• DIRECTION: Pictures stay out; everything else in the records below is copied exactly.

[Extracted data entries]

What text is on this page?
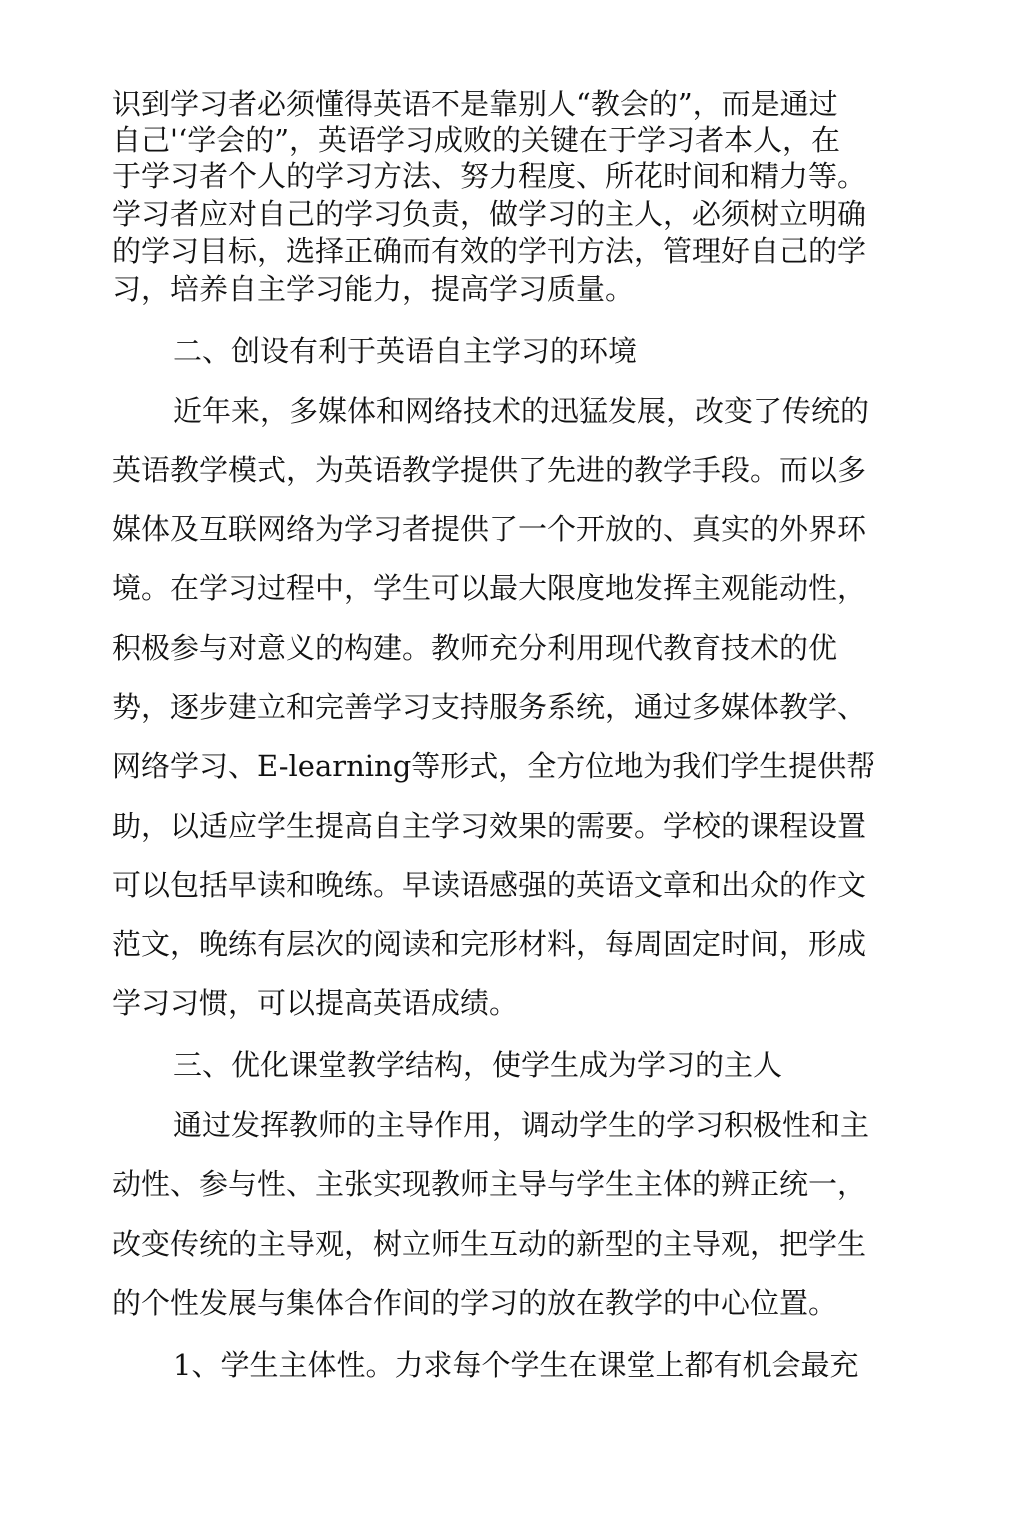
识到学习者必须懂得英语不是靠别人“教会的”，而是通过

自己'‘学会的”，英语学习成败的关键在于学习者本人，在

于学习者个人的学习方法、努力程度、所花时间和精力等。

学习者应对自己的学习负责，做学习的主人，必须树立明确

的学习目标，选择正确而有效的学刊方法，管理好自己的学

习，培养自主学习能力，提高学习质量。

二、创设有利于英语自主学习的环境

近年来，多媒体和网络技术的迅猛发展，改变了传统的

英语教学模式，为英语教学提供了先进的教学手段。而以多

媒体及互联网络为学习者提供了一个开放的、真实的外界环

境。在学习过程中，学生可以最大限度地发挥主观能动性，

积极参与对意义的构建。教师充分利用现代教育技术的优

势，逐步建立和完善学习支持服务系统，通过多媒体教学、

网络学习、E-learning等形式，全方位地为我们学生提供帮

助，以适应学生提高自主学习效果的需要。学校的课程设置

可以包括早读和晚练。早读语感强的英语文章和出众的作文

范文，晚练有层次的阅读和完形材料，每周固定时间，形成

学习习惯，可以提高英语成绩。

三、优化课堂教学结构，使学生成为学习的主人

通过发挥教师的主导作用，调动学生的学习积极性和主

动性、参与性、主张实现教师主导与学生主体的辨正统一，

改变传统的主导观，树立师生互动的新型的主导观，把学生

的个性发展与集体合作间的学习的放在教学的中心位置。

1、学生主体性。力求每个学生在课堂上都有机会最充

• TASK RESULT:
What text is on this page?
识到学习者必须懂得英语不是靠别人“教会的”，而是通过

自己'‘学会的”，英语学习成败的关键在于学习者本人，在

于学习者个人的学习方法、努力程度、所花时间和精力等。

学习者应对自己的学习负责，做学习的主人，必须树立明确

的学习目标，选择正确而有效的学刊方法，管理好自己的学

习，培养自主学习能力，提高学习质量。

二、创设有利于英语自主学习的环境

近年来，多媒体和网络技术的迅猛发展，改变了传统的

英语教学模式，为英语教学提供了先进的教学手段。而以多

媒体及互联网络为学习者提供了一个开放的、真实的外界环

境。在学习过程中，学生可以最大限度地发挥主观能动性，

积极参与对意义的构建。教师充分利用现代教育技术的优

势，逐步建立和完善学习支持服务系统，通过多媒体教学、

网络学习、E-learning等形式，全方位地为我们学生提供帮

助，以适应学生提高自主学习效果的需要。学校的课程设置

可以包括早读和晚练。早读语感强的英语文章和出众的作文

范文，晚练有层次的阅读和完形材料，每周固定时间，形成

学习习惯，可以提高英语成绩。

三、优化课堂教学结构，使学生成为学习的主人

通过发挥教师的主导作用，调动学生的学习积极性和主

动性、参与性、主张实现教师主导与学生主体的辨正统一，

改变传统的主导观，树立师生互动的新型的主导观，把学生

的个性发展与集体合作间的学习的放在教学的中心位置。

1、学生主体性。力求每个学生在课堂上都有机会最充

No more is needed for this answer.